» **To do**: Give the number of lines in the listing that hold the word "presentó". Write nothing but that number.

Saved data entries
┌──

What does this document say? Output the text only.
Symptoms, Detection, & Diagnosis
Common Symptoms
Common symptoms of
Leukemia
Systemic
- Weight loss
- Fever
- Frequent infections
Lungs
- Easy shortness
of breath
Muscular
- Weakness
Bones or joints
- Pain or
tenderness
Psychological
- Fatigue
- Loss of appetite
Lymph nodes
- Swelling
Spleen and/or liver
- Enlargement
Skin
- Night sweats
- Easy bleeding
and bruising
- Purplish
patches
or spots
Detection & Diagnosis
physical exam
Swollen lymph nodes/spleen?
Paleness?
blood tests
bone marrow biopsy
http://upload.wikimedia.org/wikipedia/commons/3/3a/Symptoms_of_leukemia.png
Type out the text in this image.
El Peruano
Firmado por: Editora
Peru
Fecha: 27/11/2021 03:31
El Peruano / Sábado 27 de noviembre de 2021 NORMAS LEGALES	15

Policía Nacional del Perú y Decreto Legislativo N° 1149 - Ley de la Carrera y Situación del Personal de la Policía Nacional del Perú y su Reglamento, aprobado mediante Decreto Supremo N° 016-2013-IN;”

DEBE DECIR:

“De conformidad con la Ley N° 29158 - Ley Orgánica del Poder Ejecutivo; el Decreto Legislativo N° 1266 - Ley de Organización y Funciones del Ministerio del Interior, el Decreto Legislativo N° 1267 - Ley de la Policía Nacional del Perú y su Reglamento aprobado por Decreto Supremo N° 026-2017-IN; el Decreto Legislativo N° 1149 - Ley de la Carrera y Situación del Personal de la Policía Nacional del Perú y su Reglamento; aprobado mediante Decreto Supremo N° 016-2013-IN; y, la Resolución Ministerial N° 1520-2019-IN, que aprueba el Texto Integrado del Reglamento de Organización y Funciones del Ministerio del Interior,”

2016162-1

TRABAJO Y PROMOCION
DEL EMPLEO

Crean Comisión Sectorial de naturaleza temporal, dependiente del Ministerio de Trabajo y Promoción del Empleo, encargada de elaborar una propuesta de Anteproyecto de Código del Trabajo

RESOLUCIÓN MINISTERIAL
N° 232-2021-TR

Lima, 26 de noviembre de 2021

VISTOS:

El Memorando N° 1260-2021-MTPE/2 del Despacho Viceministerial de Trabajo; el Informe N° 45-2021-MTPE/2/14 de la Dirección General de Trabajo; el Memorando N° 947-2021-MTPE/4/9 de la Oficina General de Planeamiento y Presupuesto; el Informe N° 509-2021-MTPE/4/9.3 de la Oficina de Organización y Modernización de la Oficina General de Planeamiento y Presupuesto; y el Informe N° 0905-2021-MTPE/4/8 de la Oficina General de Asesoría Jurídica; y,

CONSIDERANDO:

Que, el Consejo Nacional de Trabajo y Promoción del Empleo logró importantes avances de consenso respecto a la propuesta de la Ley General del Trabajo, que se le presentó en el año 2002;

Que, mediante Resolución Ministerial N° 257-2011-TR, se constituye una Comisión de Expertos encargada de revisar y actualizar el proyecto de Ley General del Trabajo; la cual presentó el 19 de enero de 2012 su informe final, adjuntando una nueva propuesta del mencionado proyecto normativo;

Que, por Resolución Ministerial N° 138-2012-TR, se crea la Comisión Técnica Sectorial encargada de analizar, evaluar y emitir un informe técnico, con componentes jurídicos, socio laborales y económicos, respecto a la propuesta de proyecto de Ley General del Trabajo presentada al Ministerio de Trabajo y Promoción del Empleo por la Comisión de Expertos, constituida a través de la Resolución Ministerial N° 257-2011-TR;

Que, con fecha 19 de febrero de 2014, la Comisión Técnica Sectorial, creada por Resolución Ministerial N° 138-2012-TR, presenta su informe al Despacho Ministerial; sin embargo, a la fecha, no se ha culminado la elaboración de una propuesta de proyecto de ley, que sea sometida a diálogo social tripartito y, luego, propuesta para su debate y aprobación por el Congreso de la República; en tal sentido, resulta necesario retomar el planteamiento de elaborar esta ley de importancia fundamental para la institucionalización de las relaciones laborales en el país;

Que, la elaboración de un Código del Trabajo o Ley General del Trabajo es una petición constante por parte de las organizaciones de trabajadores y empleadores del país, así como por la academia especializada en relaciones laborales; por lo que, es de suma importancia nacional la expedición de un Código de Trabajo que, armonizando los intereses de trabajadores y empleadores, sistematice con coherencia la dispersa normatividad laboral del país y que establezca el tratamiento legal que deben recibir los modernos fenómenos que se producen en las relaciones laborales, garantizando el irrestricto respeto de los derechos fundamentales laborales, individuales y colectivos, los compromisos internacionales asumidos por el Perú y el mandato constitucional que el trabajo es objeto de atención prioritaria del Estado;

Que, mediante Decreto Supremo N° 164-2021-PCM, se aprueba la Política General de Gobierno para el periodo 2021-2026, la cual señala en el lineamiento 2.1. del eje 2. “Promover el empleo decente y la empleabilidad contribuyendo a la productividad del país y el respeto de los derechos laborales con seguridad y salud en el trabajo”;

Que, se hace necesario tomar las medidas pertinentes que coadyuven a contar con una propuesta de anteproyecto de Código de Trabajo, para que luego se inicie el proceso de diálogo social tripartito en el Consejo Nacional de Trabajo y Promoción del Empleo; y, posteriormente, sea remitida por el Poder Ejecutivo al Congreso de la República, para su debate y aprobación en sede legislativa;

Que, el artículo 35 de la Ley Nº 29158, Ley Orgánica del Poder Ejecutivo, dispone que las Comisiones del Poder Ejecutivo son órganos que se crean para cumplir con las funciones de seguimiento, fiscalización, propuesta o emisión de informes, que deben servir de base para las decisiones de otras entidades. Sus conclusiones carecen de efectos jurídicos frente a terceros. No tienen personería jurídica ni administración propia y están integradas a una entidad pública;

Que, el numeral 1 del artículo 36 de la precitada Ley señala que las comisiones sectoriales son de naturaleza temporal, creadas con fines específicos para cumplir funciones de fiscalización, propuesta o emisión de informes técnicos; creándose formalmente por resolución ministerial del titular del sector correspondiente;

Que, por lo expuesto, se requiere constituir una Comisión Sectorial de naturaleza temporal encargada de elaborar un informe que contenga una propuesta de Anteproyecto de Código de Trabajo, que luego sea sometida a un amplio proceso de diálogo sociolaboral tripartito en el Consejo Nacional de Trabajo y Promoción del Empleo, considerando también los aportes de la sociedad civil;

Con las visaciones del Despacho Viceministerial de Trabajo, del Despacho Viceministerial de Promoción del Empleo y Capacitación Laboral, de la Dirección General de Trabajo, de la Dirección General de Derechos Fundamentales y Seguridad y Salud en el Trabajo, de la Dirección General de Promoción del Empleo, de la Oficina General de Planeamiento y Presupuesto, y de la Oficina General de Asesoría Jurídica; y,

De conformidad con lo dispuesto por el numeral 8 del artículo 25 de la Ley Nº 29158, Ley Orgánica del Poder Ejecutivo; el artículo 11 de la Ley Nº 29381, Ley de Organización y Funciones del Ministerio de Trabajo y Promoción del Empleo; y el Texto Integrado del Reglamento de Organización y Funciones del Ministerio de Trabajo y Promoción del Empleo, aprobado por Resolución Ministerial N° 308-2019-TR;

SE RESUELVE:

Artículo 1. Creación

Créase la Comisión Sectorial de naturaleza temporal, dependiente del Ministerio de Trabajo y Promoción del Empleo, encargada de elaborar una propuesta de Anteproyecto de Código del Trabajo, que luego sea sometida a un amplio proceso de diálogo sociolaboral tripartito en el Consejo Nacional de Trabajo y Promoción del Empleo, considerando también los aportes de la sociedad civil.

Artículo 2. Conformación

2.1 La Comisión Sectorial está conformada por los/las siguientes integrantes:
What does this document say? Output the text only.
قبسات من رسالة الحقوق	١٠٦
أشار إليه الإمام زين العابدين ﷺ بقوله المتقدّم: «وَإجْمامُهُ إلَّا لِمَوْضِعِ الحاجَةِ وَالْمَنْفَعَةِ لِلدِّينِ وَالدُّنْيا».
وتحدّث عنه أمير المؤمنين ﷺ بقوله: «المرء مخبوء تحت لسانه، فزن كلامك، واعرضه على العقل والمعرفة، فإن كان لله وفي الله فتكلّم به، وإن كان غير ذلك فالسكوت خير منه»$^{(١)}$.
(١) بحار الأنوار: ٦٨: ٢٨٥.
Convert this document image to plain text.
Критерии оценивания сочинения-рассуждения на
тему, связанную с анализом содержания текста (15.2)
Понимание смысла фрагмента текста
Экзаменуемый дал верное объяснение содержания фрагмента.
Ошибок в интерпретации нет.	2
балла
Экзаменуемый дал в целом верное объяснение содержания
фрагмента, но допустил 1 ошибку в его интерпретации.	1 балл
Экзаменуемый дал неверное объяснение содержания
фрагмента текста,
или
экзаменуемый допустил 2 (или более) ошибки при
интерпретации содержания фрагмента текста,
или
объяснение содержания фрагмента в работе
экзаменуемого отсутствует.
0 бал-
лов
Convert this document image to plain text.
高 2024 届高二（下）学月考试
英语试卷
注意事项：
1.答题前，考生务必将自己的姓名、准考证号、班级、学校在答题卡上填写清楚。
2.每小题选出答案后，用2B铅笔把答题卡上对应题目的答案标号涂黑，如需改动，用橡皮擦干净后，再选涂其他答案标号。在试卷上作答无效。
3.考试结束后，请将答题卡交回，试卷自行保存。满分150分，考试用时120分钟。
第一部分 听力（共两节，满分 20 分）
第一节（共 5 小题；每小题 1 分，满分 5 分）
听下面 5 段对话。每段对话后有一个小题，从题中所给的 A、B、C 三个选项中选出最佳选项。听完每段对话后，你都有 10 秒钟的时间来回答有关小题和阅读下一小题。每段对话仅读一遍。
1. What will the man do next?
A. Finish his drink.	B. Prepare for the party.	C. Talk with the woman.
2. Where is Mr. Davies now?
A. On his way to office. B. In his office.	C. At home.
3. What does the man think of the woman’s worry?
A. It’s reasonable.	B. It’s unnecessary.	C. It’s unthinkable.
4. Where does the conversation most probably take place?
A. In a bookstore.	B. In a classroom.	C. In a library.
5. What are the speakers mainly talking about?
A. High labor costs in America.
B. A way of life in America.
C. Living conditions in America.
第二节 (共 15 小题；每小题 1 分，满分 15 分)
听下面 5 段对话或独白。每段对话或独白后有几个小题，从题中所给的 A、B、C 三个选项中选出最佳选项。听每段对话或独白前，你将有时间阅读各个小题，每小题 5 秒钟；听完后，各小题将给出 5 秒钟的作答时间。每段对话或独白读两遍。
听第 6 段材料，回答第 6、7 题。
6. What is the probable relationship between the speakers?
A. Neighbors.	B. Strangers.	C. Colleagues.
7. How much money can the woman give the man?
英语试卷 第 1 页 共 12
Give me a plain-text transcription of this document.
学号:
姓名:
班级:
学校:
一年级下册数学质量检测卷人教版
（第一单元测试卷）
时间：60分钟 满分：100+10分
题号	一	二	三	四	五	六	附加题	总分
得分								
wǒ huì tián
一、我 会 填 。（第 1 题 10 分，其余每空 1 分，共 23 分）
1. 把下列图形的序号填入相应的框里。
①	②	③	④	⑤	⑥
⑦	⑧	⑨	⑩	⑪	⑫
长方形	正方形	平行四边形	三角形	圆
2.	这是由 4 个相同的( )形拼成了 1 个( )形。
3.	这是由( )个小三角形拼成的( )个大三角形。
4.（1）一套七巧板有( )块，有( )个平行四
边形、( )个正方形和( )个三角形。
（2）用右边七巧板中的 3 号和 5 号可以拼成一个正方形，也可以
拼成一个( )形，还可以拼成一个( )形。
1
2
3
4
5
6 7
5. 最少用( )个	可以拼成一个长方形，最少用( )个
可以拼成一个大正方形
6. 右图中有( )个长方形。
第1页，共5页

└──

» **Solution to this problem**: 2